_Short problem_
Exactly reproduce the lines that follow.

### Supplied material

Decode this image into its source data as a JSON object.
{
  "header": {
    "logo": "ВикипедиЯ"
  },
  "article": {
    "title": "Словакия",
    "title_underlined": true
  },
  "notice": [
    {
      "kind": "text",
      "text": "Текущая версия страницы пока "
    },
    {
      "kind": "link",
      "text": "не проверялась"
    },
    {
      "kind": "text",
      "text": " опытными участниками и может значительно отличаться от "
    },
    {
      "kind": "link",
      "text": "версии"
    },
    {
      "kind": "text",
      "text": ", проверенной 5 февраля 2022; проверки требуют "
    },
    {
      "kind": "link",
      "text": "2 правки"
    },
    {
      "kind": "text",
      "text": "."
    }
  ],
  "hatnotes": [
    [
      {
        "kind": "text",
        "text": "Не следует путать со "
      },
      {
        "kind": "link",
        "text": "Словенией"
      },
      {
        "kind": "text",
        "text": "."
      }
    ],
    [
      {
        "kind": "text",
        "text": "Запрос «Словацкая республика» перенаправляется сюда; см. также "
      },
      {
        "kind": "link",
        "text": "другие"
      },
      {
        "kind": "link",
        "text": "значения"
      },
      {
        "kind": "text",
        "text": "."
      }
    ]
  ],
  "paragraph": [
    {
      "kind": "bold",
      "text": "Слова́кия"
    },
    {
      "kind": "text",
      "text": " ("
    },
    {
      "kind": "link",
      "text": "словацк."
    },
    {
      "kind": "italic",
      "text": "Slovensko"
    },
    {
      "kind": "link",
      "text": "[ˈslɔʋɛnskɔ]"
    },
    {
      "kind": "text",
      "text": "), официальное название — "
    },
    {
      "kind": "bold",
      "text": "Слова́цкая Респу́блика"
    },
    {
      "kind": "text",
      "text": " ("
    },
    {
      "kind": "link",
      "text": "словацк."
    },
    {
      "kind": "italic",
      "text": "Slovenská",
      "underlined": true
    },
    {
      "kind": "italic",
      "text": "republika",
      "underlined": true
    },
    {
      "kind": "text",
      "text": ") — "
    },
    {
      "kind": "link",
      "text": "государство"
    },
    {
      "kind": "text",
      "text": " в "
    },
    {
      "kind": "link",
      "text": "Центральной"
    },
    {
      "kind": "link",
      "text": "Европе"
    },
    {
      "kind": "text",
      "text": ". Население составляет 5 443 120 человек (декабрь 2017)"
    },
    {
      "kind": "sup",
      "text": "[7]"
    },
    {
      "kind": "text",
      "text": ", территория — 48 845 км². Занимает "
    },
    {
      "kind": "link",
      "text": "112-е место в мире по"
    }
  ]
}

######

_Problem solution_
Decode this image into its source data as a JSON object.
{
  "header": {
    "logo": "ВикипедиЯ"
  },
  "article": {
    "title": "Словакия",
    "title_underlined": true
  },
  "notice": [
    {
      "kind": "text",
      "text": "Текущая версия страницы пока "
    },
    {
      "kind": "link",
      "text": "не проверялась"
    },
    {
      "kind": "text",
      "text": " опытными участниками и может значительно отличаться от "
    },
    {
      "kind": "link",
      "text": "версии"
    },
    {
      "kind": "text",
      "text": ", проверенной 5 февраля 2022; проверки требуют "
    },
    {
      "kind": "link",
      "text": "2 правки"
    },
    {
      "kind": "text",
      "text": "."
    }
  ],
  "hatnotes": [
    [
      {
        "kind": "text",
        "text": "Не следует путать со "
      },
      {
        "kind": "link",
        "text": "Словенией"
      },
      {
        "kind": "text",
        "text": "."
      }
    ],
    [
      {
        "kind": "text",
        "text": "Запрос «Словацкая республика» перенаправляется сюда; см. также "
      },
      {
        "kind": "link",
        "text": "другие"
      },
      {
        "kind": "link",
        "text": "значения"
      },
      {
        "kind": "text",
        "text": "."
      }
    ]
  ],
  "paragraph": [
    {
      "kind": "bold",
      "text": "Слова́кия"
    },
    {
      "kind": "text",
      "text": " ("
    },
    {
      "kind": "link",
      "text": "словацк."
    },
    {
      "kind": "italic",
      "text": "Slovensko"
    },
    {
      "kind": "link",
      "text": "[ˈslɔʋɛnskɔ]"
    },
    {
      "kind": "text",
      "text": "), официальное название — "
    },
    {
      "kind": "bold",
      "text": "Слова́цкая Респу́блика"
    },
    {
      "kind": "text",
      "text": " ("
    },
    {
      "kind": "link",
      "text": "словацк."
    },
    {
      "kind": "italic",
      "text": "Slovenská",
      "underlined": true
    },
    {
      "kind": "italic",
      "text": "republika",
      "underlined": true
    },
    {
      "kind": "text",
      "text": ") — "
    },
    {
      "kind": "link",
      "text": "государство"
    },
    {
      "kind": "text",
      "text": " в "
    },
    {
      "kind": "link",
      "text": "Центральной"
    },
    {
      "kind": "link",
      "text": "Европе"
    },
    {
      "kind": "text",
      "text": ". Население составляет 5 443 120 человек (декабрь 2017)"
    },
    {
      "kind": "sup",
      "text": "[7]"
    },
    {
      "kind": "text",
      "text": ", территория — 48 845 км². Занимает "
    },
    {
      "kind": "link",
      "text": "112-е место в мире по"
    }
  ]
}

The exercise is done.